▶ [THE PROBLEM] Can you give all the records again without altering a single character?

====== PROVIDED ENTRIES ======

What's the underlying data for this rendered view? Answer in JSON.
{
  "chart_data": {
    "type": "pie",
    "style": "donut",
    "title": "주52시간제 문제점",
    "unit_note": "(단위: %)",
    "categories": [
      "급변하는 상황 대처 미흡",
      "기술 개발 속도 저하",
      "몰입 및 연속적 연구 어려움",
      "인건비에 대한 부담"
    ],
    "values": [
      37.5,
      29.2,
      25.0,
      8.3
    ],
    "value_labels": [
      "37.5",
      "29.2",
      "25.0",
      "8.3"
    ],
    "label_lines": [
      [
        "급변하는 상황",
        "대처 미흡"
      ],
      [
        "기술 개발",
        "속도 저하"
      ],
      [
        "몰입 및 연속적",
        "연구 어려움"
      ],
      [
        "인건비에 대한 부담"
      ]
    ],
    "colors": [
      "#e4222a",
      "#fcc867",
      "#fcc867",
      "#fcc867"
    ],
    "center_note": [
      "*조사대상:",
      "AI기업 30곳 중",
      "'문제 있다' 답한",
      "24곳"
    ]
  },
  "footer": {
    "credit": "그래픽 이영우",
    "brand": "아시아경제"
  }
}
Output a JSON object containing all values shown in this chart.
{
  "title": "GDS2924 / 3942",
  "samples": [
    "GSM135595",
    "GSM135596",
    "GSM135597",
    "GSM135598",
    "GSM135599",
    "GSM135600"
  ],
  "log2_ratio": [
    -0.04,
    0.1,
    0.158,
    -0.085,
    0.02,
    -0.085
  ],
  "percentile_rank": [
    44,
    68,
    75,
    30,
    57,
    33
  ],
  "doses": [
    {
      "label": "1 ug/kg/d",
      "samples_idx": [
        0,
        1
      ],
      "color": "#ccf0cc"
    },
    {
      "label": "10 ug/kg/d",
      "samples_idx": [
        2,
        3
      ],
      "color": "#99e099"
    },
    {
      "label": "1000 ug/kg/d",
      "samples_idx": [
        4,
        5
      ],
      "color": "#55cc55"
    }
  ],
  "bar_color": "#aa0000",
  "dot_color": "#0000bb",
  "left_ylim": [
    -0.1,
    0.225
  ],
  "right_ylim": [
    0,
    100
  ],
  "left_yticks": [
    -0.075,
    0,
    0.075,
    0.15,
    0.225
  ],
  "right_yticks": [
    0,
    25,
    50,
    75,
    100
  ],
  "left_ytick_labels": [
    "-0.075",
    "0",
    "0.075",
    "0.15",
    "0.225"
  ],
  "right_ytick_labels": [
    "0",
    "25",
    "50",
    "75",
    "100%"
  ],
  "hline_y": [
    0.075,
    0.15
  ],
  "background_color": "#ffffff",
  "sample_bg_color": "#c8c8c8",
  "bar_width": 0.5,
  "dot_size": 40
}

======

▶ [EXPECTED ANSWER]
What's the underlying data for this rendered view? Answer in JSON.
{
  "chart_data": {
    "type": "pie",
    "style": "donut",
    "title": "주52시간제 문제점",
    "unit_note": "(단위: %)",
    "categories": [
      "급변하는 상황 대처 미흡",
      "기술 개발 속도 저하",
      "몰입 및 연속적 연구 어려움",
      "인건비에 대한 부담"
    ],
    "values": [
      37.5,
      29.2,
      25.0,
      8.3
    ],
    "value_labels": [
      "37.5",
      "29.2",
      "25.0",
      "8.3"
    ],
    "label_lines": [
      [
        "급변하는 상황",
        "대처 미흡"
      ],
      [
        "기술 개발",
        "속도 저하"
      ],
      [
        "몰입 및 연속적",
        "연구 어려움"
      ],
      [
        "인건비에 대한 부담"
      ]
    ],
    "colors": [
      "#e4222a",
      "#fcc867",
      "#fcc867",
      "#fcc867"
    ],
    "center_note": [
      "*조사대상:",
      "AI기업 30곳 중",
      "'문제 있다' 답한",
      "24곳"
    ]
  },
  "footer": {
    "credit": "그래픽 이영우",
    "brand": "아시아경제"
  }
}
Output a JSON object containing all values shown in this chart.
{
  "title": "GDS2924 / 3942",
  "samples": [
    "GSM135595",
    "GSM135596",
    "GSM135597",
    "GSM135598",
    "GSM135599",
    "GSM135600"
  ],
  "log2_ratio": [
    -0.04,
    0.1,
    0.158,
    -0.085,
    0.02,
    -0.085
  ],
  "percentile_rank": [
    44,
    68,
    75,
    30,
    57,
    33
  ],
  "doses": [
    {
      "label": "1 ug/kg/d",
      "samples_idx": [
        0,
        1
      ],
      "color": "#ccf0cc"
    },
    {
      "label": "10 ug/kg/d",
      "samples_idx": [
        2,
        3
      ],
      "color": "#99e099"
    },
    {
      "label": "1000 ug/kg/d",
      "samples_idx": [
        4,
        5
      ],
      "color": "#55cc55"
    }
  ],
  "bar_color": "#aa0000",
  "dot_color": "#0000bb",
  "left_ylim": [
    -0.1,
    0.225
  ],
  "right_ylim": [
    0,
    100
  ],
  "left_yticks": [
    -0.075,
    0,
    0.075,
    0.15,
    0.225
  ],
  "right_yticks": [
    0,
    25,
    50,
    75,
    100
  ],
  "left_ytick_labels": [
    "-0.075",
    "0",
    "0.075",
    "0.15",
    "0.225"
  ],
  "right_ytick_labels": [
    "0",
    "25",
    "50",
    "75",
    "100%"
  ],
  "hline_y": [
    0.075,
    0.15
  ],
  "background_color": "#ffffff",
  "sample_bg_color": "#c8c8c8",
  "bar_width": 0.5,
  "dot_size": 40
}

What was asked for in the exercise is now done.